__Your instructions__.
Repeat the material verbatim and drop the pictures.

Dataset records
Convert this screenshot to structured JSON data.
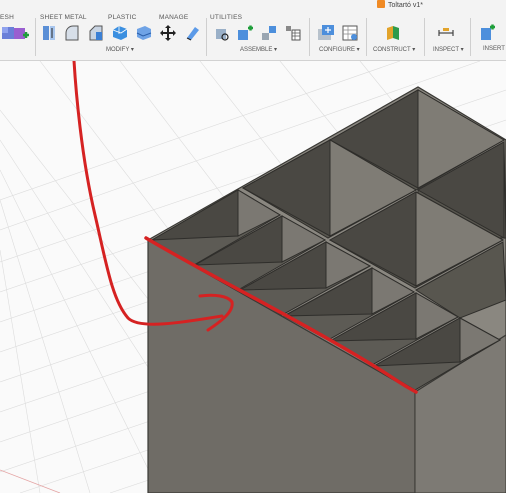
{
  "window": {
    "title": "Toltartó v1*"
  },
  "tabs": [
    {
      "label": "ESH"
    },
    {
      "label": "SHEET METAL"
    },
    {
      "label": "PLASTIC"
    },
    {
      "label": "MANAGE"
    },
    {
      "label": "UTILITIES"
    }
  ],
  "groups": [
    {
      "label": "MODIFY ▾"
    },
    {
      "label": "ASSEMBLE ▾"
    },
    {
      "label": "CONFIGURE ▾"
    },
    {
      "label": "CONSTRUCT ▾"
    },
    {
      "label": "INSPECT ▾"
    },
    {
      "label": "INSERT"
    }
  ],
  "tools": [
    {
      "icon": "mesh-icon"
    },
    {
      "icon": "split-body-icon"
    },
    {
      "icon": "fillet-icon"
    },
    {
      "icon": "chamfer-icon"
    },
    {
      "icon": "shell-icon"
    },
    {
      "icon": "combine-icon"
    },
    {
      "icon": "move-icon"
    },
    {
      "icon": "scale-icon"
    },
    {
      "icon": "new-component-icon"
    },
    {
      "icon": "joint-icon"
    },
    {
      "icon": "as-built-joint-icon"
    },
    {
      "icon": "rigid-group-icon"
    },
    {
      "icon": "configure-icon"
    },
    {
      "icon": "table-icon"
    },
    {
      "icon": "offset-plane-icon"
    },
    {
      "icon": "measure-icon"
    },
    {
      "icon": "insert-icon"
    }
  ],
  "colors": {
    "accent": "#2f7fd6",
    "annotation": "#d52222",
    "model": "#6f6c66"
  }
}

__Completed task__.
Convert this screenshot to structured JSON data.
{
  "window": {
    "title": "Toltartó v1*"
  },
  "tabs": [
    {
      "label": "ESH"
    },
    {
      "label": "SHEET METAL"
    },
    {
      "label": "PLASTIC"
    },
    {
      "label": "MANAGE"
    },
    {
      "label": "UTILITIES"
    }
  ],
  "groups": [
    {
      "label": "MODIFY ▾"
    },
    {
      "label": "ASSEMBLE ▾"
    },
    {
      "label": "CONFIGURE ▾"
    },
    {
      "label": "CONSTRUCT ▾"
    },
    {
      "label": "INSPECT ▾"
    },
    {
      "label": "INSERT"
    }
  ],
  "tools": [
    {
      "icon": "mesh-icon"
    },
    {
      "icon": "split-body-icon"
    },
    {
      "icon": "fillet-icon"
    },
    {
      "icon": "chamfer-icon"
    },
    {
      "icon": "shell-icon"
    },
    {
      "icon": "combine-icon"
    },
    {
      "icon": "move-icon"
    },
    {
      "icon": "scale-icon"
    },
    {
      "icon": "new-component-icon"
    },
    {
      "icon": "joint-icon"
    },
    {
      "icon": "as-built-joint-icon"
    },
    {
      "icon": "rigid-group-icon"
    },
    {
      "icon": "configure-icon"
    },
    {
      "icon": "table-icon"
    },
    {
      "icon": "offset-plane-icon"
    },
    {
      "icon": "measure-icon"
    },
    {
      "icon": "insert-icon"
    }
  ],
  "colors": {
    "accent": "#2f7fd6",
    "annotation": "#d52222",
    "model": "#6f6c66"
  }
}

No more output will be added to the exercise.